Your task is to filter the data below down to the lines holding "Benutzer".

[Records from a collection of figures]

-------

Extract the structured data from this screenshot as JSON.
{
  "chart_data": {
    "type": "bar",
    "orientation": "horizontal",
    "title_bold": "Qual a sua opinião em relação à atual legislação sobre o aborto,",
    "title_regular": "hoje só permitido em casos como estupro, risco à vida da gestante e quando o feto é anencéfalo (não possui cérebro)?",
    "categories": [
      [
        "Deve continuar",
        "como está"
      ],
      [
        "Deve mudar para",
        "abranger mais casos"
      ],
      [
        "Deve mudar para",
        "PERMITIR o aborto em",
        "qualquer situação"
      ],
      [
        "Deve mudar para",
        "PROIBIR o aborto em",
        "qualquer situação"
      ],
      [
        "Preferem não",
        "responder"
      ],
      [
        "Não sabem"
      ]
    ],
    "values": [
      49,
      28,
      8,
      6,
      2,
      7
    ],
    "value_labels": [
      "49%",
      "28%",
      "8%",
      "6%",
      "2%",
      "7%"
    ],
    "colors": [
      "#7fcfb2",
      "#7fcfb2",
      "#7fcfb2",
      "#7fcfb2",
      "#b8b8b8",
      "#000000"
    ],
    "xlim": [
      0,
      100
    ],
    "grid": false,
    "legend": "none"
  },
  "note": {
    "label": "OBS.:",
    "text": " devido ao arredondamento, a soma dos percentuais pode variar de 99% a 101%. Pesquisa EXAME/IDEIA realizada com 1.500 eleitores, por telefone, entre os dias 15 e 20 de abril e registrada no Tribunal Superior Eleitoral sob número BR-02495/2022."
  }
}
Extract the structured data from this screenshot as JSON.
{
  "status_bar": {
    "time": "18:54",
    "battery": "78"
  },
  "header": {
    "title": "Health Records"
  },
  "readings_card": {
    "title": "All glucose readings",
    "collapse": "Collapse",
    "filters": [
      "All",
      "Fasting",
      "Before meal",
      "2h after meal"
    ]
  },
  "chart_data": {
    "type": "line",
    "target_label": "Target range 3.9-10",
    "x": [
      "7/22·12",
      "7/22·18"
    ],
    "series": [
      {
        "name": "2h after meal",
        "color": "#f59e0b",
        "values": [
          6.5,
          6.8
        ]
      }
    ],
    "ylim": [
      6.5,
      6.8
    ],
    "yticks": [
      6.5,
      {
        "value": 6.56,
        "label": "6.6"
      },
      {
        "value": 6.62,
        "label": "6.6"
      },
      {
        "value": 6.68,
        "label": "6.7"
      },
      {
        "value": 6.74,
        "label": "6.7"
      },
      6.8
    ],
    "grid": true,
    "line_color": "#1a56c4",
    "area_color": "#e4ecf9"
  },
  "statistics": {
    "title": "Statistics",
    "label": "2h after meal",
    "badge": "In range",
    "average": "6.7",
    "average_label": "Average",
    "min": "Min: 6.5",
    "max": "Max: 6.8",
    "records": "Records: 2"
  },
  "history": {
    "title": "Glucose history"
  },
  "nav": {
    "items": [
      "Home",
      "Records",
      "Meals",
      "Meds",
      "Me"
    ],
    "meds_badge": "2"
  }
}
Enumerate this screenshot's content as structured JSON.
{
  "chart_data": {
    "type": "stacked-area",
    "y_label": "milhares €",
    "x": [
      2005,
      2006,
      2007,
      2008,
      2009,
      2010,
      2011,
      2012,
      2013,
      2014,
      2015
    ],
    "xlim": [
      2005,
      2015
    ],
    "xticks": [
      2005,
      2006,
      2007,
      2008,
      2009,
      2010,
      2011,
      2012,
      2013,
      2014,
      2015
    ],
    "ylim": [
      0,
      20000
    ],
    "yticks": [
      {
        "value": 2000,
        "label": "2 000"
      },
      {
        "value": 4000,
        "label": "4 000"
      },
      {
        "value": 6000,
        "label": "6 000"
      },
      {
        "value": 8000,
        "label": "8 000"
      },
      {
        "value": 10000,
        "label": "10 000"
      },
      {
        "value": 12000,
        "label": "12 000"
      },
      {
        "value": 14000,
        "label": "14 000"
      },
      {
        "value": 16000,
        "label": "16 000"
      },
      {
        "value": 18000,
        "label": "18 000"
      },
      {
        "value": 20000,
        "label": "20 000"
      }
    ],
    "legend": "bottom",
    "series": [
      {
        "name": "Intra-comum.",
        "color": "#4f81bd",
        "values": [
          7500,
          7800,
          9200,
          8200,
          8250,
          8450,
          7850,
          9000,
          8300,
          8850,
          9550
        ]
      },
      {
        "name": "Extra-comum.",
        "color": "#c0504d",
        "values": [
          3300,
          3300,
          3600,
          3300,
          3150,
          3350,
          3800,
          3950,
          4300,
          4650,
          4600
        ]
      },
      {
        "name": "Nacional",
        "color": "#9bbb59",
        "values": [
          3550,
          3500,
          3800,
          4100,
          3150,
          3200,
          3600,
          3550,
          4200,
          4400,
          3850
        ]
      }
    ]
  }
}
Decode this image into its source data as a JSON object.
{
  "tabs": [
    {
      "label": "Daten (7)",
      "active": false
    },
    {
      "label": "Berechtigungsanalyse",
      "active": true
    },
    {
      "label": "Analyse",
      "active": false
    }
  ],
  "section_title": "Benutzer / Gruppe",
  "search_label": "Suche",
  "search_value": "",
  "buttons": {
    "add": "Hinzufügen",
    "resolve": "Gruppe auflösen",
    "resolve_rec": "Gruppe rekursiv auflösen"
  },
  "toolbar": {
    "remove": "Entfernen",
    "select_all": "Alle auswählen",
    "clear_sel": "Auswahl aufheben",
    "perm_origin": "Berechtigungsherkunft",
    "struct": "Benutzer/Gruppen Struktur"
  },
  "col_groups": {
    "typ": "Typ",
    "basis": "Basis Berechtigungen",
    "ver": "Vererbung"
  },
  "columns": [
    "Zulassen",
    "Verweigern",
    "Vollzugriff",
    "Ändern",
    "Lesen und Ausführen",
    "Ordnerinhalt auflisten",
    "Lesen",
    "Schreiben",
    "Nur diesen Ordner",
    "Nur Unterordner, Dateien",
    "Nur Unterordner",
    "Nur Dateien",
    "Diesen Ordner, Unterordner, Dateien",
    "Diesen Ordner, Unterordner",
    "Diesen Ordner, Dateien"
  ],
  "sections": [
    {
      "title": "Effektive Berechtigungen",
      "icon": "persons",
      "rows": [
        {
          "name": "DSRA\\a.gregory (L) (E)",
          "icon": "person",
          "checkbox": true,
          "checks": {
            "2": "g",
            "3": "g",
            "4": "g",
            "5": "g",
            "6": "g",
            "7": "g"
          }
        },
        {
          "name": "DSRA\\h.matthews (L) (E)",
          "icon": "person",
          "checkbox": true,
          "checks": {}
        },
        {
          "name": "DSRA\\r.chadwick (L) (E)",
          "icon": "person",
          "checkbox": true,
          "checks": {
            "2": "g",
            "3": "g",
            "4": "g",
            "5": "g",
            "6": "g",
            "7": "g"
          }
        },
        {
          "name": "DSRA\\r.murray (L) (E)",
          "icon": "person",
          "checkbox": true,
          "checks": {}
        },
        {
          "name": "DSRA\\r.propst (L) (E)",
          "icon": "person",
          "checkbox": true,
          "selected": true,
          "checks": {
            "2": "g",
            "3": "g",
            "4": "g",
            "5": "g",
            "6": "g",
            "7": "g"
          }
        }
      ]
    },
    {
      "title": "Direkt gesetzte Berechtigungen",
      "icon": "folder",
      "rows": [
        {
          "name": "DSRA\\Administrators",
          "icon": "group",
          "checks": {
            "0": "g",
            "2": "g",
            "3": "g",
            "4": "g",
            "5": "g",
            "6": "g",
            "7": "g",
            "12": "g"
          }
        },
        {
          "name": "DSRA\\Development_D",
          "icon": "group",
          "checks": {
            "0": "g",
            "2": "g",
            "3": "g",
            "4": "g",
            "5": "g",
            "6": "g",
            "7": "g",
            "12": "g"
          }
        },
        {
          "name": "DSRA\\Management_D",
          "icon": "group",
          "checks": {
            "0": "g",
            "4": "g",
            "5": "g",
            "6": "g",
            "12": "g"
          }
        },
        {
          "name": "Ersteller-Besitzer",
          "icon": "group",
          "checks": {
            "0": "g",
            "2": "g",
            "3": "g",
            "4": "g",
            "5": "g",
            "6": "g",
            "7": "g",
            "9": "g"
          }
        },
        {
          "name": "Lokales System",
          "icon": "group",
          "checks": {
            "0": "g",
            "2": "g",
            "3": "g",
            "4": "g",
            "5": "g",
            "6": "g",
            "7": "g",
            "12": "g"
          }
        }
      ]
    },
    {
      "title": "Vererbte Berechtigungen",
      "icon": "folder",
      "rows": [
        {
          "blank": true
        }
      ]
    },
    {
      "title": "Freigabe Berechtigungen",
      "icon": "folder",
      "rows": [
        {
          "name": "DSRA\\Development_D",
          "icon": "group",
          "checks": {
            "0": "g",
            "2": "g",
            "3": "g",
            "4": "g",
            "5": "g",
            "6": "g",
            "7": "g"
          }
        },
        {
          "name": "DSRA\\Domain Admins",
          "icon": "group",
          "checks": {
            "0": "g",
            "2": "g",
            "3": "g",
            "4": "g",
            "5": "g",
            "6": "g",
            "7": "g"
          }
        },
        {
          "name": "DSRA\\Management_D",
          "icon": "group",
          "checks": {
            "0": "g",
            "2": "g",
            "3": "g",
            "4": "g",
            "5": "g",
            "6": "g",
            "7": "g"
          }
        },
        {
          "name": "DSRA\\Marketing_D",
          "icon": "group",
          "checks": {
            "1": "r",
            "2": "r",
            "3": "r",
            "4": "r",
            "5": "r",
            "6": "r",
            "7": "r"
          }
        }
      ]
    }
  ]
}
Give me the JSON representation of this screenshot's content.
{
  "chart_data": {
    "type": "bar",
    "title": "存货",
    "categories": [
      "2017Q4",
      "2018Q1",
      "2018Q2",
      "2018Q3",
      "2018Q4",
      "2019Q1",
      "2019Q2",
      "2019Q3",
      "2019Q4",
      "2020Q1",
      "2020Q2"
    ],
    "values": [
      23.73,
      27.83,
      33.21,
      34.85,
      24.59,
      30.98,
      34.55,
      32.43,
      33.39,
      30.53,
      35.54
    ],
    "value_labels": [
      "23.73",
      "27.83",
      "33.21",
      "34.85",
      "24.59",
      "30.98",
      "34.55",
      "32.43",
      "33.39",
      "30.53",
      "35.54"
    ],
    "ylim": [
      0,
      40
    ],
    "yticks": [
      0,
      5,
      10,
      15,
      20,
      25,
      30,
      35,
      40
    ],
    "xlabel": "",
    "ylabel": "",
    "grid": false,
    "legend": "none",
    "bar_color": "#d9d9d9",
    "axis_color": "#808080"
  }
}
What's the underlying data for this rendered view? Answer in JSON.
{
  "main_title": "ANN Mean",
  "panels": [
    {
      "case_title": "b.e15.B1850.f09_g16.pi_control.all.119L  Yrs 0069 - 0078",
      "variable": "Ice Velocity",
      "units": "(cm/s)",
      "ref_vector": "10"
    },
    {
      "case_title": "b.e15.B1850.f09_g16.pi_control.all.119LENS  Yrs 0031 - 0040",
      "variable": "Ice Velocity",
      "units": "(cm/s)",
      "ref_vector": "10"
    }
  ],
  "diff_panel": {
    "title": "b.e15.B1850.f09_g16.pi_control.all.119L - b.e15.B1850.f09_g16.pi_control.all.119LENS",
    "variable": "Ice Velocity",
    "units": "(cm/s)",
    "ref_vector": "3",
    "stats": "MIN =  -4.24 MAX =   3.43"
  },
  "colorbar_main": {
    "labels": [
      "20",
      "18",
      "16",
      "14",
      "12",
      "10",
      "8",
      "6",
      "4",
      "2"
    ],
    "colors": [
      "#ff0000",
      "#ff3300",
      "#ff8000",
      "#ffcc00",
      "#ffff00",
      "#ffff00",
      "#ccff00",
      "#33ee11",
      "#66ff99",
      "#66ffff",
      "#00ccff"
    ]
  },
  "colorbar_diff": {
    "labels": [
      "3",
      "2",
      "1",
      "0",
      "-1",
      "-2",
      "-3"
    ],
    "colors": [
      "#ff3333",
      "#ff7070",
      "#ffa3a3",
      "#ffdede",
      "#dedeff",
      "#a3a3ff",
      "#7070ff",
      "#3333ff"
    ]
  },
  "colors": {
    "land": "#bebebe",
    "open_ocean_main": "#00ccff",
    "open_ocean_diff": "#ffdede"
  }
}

-------

» Solution to this exercise
  "section_title": "Benutzer / Gruppe",
    "struct": "Benutzer/Gruppen Struktur"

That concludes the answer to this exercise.